[Dataset records]
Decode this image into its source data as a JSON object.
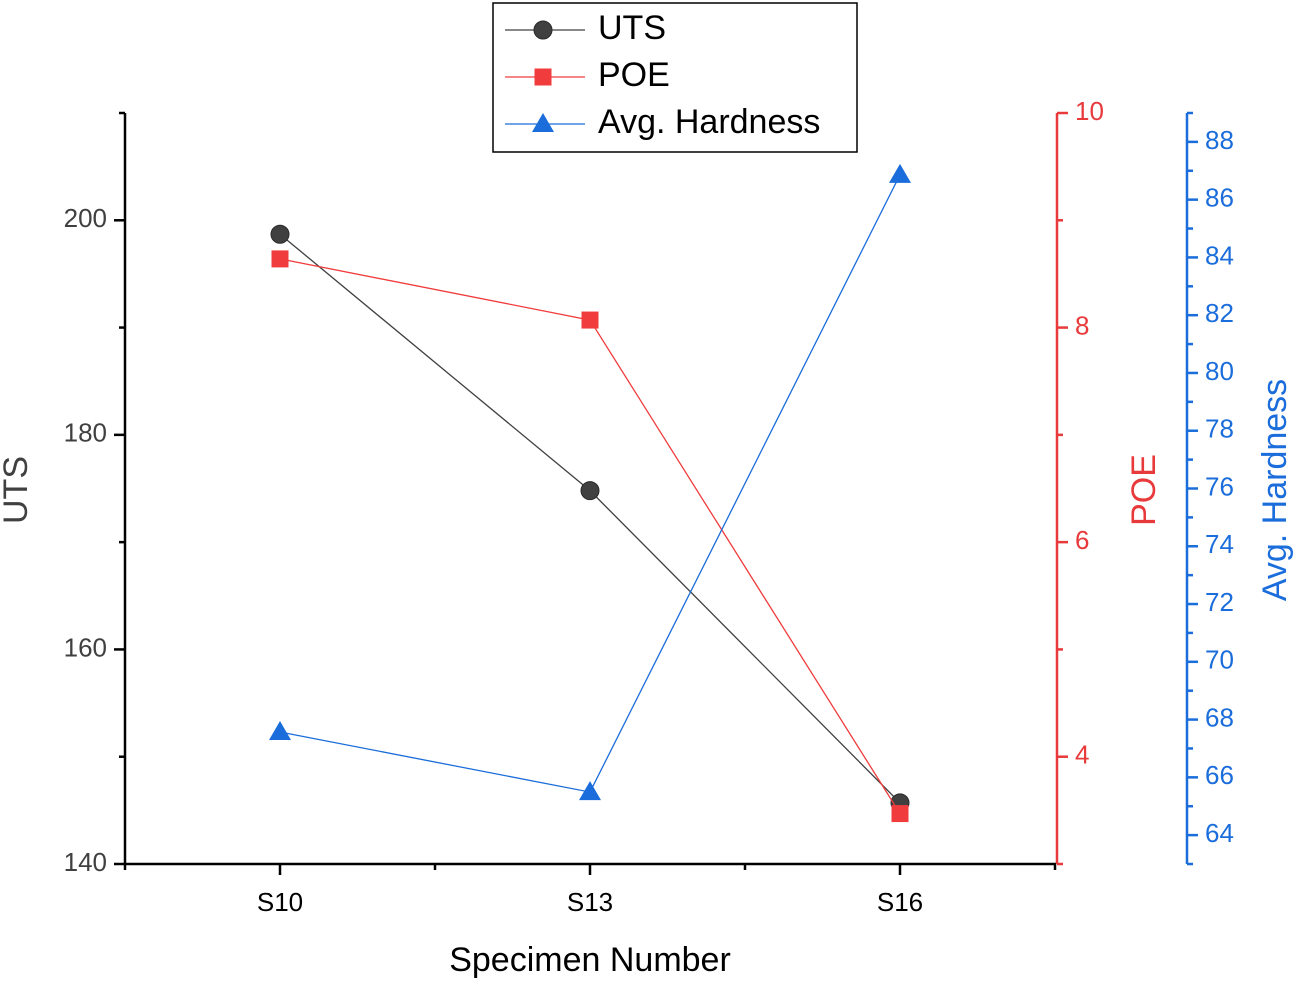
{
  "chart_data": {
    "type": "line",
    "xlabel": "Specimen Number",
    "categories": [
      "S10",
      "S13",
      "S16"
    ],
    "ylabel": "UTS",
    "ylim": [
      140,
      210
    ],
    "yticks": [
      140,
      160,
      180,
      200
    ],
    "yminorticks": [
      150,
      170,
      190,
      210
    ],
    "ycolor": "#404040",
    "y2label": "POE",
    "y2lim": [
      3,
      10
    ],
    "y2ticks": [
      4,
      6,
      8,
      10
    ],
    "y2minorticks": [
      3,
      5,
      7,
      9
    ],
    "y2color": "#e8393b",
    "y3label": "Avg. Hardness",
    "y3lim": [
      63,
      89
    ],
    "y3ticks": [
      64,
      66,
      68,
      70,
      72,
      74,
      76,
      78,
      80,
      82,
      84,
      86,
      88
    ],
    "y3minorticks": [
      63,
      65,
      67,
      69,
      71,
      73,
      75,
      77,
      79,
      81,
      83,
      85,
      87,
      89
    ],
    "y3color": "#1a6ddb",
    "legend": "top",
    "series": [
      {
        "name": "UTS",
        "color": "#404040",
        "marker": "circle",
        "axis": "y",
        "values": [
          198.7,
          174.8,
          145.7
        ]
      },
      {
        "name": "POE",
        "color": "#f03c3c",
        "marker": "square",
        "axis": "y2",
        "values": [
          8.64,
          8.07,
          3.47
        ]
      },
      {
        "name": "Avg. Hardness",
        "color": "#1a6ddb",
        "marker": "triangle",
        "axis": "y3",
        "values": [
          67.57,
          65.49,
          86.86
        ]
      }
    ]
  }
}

Given task:
Every line above that contains the word "Hardness" should be reported.

Solved problem:
    "y3label": "Avg. Hardness",
        "name": "Avg. Hardness",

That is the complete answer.